▶

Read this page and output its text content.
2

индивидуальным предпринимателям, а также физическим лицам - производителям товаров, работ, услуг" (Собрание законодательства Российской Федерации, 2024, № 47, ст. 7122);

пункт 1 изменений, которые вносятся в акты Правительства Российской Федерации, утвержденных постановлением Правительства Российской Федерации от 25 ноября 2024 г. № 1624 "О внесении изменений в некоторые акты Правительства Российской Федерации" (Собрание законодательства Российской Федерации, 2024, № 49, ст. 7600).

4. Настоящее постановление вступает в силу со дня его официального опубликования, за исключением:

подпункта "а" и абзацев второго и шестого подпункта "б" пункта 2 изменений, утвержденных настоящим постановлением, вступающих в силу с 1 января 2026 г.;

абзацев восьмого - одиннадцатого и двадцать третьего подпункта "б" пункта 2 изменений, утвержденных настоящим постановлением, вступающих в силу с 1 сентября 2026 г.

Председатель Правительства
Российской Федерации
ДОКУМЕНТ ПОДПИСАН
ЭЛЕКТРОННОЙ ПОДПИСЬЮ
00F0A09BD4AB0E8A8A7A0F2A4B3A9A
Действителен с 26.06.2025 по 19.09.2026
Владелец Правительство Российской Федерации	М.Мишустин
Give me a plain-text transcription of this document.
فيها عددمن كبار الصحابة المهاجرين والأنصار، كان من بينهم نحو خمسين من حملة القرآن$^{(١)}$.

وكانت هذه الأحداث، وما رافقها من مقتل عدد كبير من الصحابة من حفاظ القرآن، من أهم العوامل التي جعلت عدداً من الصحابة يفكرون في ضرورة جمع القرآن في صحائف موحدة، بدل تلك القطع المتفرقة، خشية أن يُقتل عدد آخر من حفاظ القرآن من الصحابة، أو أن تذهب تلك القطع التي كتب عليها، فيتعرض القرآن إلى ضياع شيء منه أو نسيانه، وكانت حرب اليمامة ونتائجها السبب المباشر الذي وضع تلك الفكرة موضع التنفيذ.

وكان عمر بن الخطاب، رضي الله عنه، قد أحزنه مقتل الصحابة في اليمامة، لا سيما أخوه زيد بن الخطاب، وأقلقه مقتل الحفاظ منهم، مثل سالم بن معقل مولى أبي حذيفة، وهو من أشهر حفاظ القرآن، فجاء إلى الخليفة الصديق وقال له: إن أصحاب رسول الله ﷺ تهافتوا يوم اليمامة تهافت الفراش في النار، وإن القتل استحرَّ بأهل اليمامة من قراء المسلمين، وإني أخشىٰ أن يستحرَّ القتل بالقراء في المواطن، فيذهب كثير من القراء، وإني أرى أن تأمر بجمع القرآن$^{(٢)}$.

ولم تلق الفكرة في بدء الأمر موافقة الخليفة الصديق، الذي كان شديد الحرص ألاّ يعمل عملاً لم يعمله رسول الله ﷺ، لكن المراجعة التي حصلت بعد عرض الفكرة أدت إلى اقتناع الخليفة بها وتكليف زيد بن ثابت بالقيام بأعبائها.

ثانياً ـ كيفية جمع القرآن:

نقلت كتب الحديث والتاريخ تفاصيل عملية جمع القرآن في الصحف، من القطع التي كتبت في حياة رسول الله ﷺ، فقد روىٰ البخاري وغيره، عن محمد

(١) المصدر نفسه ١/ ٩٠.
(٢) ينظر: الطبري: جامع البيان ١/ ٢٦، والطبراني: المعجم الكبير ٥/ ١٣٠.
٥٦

◀

§ **GIVEN INSTRUCTION**:
Reproduce each line of the material containing the word "text".

§ **WRITTEN RESPONSE**:
Read this page and output its text content.
Give me a plain-text transcription of this document.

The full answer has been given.